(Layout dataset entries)

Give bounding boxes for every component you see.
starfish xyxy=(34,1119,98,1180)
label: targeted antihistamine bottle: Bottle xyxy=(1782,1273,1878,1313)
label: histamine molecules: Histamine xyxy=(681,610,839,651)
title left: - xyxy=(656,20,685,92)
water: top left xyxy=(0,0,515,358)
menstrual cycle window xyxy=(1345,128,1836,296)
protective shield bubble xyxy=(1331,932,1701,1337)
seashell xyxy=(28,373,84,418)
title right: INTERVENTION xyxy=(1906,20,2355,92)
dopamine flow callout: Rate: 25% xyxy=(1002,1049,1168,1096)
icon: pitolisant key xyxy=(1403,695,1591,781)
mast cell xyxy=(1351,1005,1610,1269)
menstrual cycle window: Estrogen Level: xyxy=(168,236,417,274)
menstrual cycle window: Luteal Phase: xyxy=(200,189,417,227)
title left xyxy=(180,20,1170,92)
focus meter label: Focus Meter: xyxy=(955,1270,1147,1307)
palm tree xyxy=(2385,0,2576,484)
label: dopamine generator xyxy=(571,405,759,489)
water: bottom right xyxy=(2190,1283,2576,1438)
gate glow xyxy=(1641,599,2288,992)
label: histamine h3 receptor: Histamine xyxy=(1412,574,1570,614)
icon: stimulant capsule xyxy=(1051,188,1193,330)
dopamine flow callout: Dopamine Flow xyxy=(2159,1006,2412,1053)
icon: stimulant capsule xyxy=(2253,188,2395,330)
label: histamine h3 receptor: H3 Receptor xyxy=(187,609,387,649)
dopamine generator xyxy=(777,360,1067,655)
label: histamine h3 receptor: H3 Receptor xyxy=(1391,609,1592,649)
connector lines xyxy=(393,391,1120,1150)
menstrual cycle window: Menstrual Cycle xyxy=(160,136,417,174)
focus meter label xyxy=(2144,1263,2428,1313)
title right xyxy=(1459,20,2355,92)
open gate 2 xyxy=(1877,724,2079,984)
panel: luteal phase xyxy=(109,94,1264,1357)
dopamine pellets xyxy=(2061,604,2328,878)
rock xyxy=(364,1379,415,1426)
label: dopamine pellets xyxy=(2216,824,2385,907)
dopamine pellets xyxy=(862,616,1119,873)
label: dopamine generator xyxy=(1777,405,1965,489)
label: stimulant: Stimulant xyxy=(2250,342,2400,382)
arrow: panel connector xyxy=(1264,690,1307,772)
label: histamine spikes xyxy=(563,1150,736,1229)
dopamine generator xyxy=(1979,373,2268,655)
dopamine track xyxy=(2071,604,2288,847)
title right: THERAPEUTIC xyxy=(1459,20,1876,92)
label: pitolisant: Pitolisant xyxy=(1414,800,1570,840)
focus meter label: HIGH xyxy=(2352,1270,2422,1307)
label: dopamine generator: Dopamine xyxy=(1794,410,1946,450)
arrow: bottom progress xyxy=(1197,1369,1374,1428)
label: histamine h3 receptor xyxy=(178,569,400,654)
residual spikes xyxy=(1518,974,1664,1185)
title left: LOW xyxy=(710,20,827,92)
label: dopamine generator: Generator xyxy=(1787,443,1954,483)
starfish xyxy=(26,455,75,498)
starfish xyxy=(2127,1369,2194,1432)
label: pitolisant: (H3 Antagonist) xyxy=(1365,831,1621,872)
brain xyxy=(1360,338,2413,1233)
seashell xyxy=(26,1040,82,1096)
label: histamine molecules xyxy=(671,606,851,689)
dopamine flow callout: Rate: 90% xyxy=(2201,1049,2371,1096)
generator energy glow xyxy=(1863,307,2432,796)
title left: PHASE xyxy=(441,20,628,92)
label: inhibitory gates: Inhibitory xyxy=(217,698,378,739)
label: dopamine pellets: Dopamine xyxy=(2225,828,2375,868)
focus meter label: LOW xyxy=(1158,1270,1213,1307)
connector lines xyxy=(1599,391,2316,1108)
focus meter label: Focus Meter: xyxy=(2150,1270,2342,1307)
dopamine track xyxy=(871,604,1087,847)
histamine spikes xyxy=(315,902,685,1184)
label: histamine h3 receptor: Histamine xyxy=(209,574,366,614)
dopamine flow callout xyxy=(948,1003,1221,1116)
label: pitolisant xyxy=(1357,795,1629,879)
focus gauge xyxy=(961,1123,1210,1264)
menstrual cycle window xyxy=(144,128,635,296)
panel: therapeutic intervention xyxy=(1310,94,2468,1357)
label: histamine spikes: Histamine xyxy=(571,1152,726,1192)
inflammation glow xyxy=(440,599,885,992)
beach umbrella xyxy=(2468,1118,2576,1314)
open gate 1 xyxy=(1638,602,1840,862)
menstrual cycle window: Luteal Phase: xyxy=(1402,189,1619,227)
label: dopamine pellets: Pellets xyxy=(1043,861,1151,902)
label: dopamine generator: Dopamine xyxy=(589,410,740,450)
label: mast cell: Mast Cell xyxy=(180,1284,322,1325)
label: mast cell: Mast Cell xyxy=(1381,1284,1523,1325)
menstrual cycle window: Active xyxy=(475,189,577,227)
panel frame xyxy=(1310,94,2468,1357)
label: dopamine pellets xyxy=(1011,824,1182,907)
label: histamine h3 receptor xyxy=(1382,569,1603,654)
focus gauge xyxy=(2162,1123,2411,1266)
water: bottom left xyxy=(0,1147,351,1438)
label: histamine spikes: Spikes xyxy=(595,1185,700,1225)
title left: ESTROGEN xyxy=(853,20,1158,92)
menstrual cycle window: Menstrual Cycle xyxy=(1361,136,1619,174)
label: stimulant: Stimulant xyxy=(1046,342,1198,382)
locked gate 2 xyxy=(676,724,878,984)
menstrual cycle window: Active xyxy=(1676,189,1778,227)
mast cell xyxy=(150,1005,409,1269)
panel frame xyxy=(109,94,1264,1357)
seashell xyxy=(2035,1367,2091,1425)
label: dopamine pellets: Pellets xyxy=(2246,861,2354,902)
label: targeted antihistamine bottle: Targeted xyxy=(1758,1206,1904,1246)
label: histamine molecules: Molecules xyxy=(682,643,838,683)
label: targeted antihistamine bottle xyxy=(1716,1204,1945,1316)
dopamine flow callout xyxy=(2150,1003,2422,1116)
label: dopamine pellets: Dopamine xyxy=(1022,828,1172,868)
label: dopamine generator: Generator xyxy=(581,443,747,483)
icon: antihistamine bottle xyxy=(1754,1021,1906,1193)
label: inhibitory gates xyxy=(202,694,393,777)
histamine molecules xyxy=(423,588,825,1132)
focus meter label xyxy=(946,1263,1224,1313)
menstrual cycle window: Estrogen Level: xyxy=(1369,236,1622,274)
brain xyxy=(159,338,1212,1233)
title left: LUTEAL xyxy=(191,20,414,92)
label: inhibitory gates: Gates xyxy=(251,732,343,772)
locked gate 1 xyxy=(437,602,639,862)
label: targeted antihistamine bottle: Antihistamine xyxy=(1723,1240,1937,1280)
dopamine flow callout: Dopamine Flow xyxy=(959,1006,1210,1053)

__GIVEN EXERCISE__
Revise the entries above so that every instance of "stimulant capsule" becomes "stimulant pill", with nothing else altered.

__RESULT OF THE EXERCISE__
Give bounding boxes for every component you see.
starfish xyxy=(34,1119,98,1180)
label: targeted antihistamine bottle: Bottle xyxy=(1782,1273,1878,1313)
label: histamine molecules: Histamine xyxy=(681,610,839,651)
title left: - xyxy=(656,20,685,92)
water: top left xyxy=(0,0,515,358)
menstrual cycle window xyxy=(1345,128,1836,296)
protective shield bubble xyxy=(1331,932,1701,1337)
seashell xyxy=(28,373,84,418)
title right: INTERVENTION xyxy=(1906,20,2355,92)
dopamine flow callout: Rate: 25% xyxy=(1002,1049,1168,1096)
icon: pitolisant key xyxy=(1403,695,1591,781)
mast cell xyxy=(1351,1005,1610,1269)
menstrual cycle window: Estrogen Level: xyxy=(168,236,417,274)
menstrual cycle window: Luteal Phase: xyxy=(200,189,417,227)
title left xyxy=(180,20,1170,92)
focus meter label: Focus Meter: xyxy=(955,1270,1147,1307)
palm tree xyxy=(2385,0,2576,484)
label: dopamine generator xyxy=(571,405,759,489)
water: bottom right xyxy=(2190,1283,2576,1438)
gate glow xyxy=(1641,599,2288,992)
label: histamine h3 receptor: Histamine xyxy=(1412,574,1570,614)
icon: stimulant pill xyxy=(1051,188,1193,330)
dopamine flow callout: Dopamine Flow xyxy=(2159,1006,2412,1053)
icon: stimulant pill xyxy=(2253,188,2395,330)
label: histamine h3 receptor: H3 Receptor xyxy=(187,609,387,649)
dopamine generator xyxy=(777,360,1067,655)
label: histamine h3 receptor: H3 Receptor xyxy=(1391,609,1592,649)
connector lines xyxy=(393,391,1120,1150)
menstrual cycle window: Menstrual Cycle xyxy=(160,136,417,174)
focus meter label xyxy=(2144,1263,2428,1313)
title right xyxy=(1459,20,2355,92)
open gate 2 xyxy=(1877,724,2079,984)
panel: luteal phase xyxy=(109,94,1264,1357)
dopamine pellets xyxy=(2061,604,2328,878)
rock xyxy=(364,1379,415,1426)
label: dopamine pellets xyxy=(2216,824,2385,907)
dopamine pellets xyxy=(862,616,1119,873)
label: dopamine generator xyxy=(1777,405,1965,489)
label: stimulant: Stimulant xyxy=(2250,342,2400,382)
arrow: panel connector xyxy=(1264,690,1307,772)
label: histamine spikes xyxy=(563,1150,736,1229)
dopamine generator xyxy=(1979,373,2268,655)
dopamine track xyxy=(2071,604,2288,847)
title right: THERAPEUTIC xyxy=(1459,20,1876,92)
label: pitolisant: Pitolisant xyxy=(1414,800,1570,840)
focus meter label: HIGH xyxy=(2352,1270,2422,1307)
label: dopamine generator: Dopamine xyxy=(1794,410,1946,450)
arrow: bottom progress xyxy=(1197,1369,1374,1428)
label: histamine h3 receptor xyxy=(178,569,400,654)
residual spikes xyxy=(1518,974,1664,1185)
title left: LOW xyxy=(710,20,827,92)
label: dopamine generator: Generator xyxy=(1787,443,1954,483)
starfish xyxy=(26,455,75,498)
starfish xyxy=(2127,1369,2194,1432)
label: pitolisant: (H3 Antagonist) xyxy=(1365,831,1621,872)
brain xyxy=(1360,338,2413,1233)
seashell xyxy=(26,1040,82,1096)
label: histamine molecules xyxy=(671,606,851,689)
dopamine flow callout: Rate: 90% xyxy=(2201,1049,2371,1096)
generator energy glow xyxy=(1863,307,2432,796)
title left: PHASE xyxy=(441,20,628,92)
label: inhibitory gates: Inhibitory xyxy=(217,698,378,739)
label: dopamine pellets: Dopamine xyxy=(2225,828,2375,868)
focus meter label: LOW xyxy=(1158,1270,1213,1307)
connector lines xyxy=(1599,391,2316,1108)
focus meter label: Focus Meter: xyxy=(2150,1270,2342,1307)
dopamine track xyxy=(871,604,1087,847)
histamine spikes xyxy=(315,902,685,1184)
label: histamine h3 receptor: Histamine xyxy=(209,574,366,614)
dopamine flow callout xyxy=(948,1003,1221,1116)
label: pitolisant xyxy=(1357,795,1629,879)
focus gauge xyxy=(961,1123,1210,1264)
menstrual cycle window xyxy=(144,128,635,296)
panel: therapeutic intervention xyxy=(1310,94,2468,1357)
label: histamine spikes: Histamine xyxy=(571,1152,726,1192)
inflammation glow xyxy=(440,599,885,992)
beach umbrella xyxy=(2468,1118,2576,1314)
open gate 1 xyxy=(1638,602,1840,862)
menstrual cycle window: Luteal Phase: xyxy=(1402,189,1619,227)
label: dopamine pellets: Pellets xyxy=(1043,861,1151,902)
label: dopamine generator: Dopamine xyxy=(589,410,740,450)
label: mast cell: Mast Cell xyxy=(180,1284,322,1325)
label: mast cell: Mast Cell xyxy=(1381,1284,1523,1325)
menstrual cycle window: Active xyxy=(475,189,577,227)
panel frame xyxy=(1310,94,2468,1357)
label: dopamine pellets xyxy=(1011,824,1182,907)
label: histamine h3 receptor xyxy=(1382,569,1603,654)
focus gauge xyxy=(2162,1123,2411,1266)
water: bottom left xyxy=(0,1147,351,1438)
label: histamine spikes: Spikes xyxy=(595,1185,700,1225)
title left: ESTROGEN xyxy=(853,20,1158,92)
menstrual cycle window: Menstrual Cycle xyxy=(1361,136,1619,174)
label: stimulant: Stimulant xyxy=(1046,342,1198,382)
locked gate 2 xyxy=(676,724,878,984)
menstrual cycle window: Active xyxy=(1676,189,1778,227)
mast cell xyxy=(150,1005,409,1269)
panel frame xyxy=(109,94,1264,1357)
seashell xyxy=(2035,1367,2091,1425)
label: dopamine pellets: Pellets xyxy=(2246,861,2354,902)
label: targeted antihistamine bottle: Targeted xyxy=(1758,1206,1904,1246)
label: histamine molecules: Molecules xyxy=(682,643,838,683)
label: targeted antihistamine bottle xyxy=(1716,1204,1945,1316)
dopamine flow callout xyxy=(2150,1003,2422,1116)
label: dopamine pellets: Dopamine xyxy=(1022,828,1172,868)
label: dopamine generator: Generator xyxy=(581,443,747,483)
icon: antihistamine bottle xyxy=(1754,1021,1906,1193)
label: inhibitory gates xyxy=(202,694,393,777)
histamine molecules xyxy=(423,588,825,1132)
focus meter label xyxy=(946,1263,1224,1313)
menstrual cycle window: Estrogen Level: xyxy=(1369,236,1622,274)
brain xyxy=(159,338,1212,1233)
title left: LUTEAL xyxy=(191,20,414,92)
label: inhibitory gates: Gates xyxy=(251,732,343,772)
locked gate 1 xyxy=(437,602,639,862)
label: targeted antihistamine bottle: Antihistamine xyxy=(1723,1240,1937,1280)
dopamine flow callout: Dopamine Flow xyxy=(959,1006,1210,1053)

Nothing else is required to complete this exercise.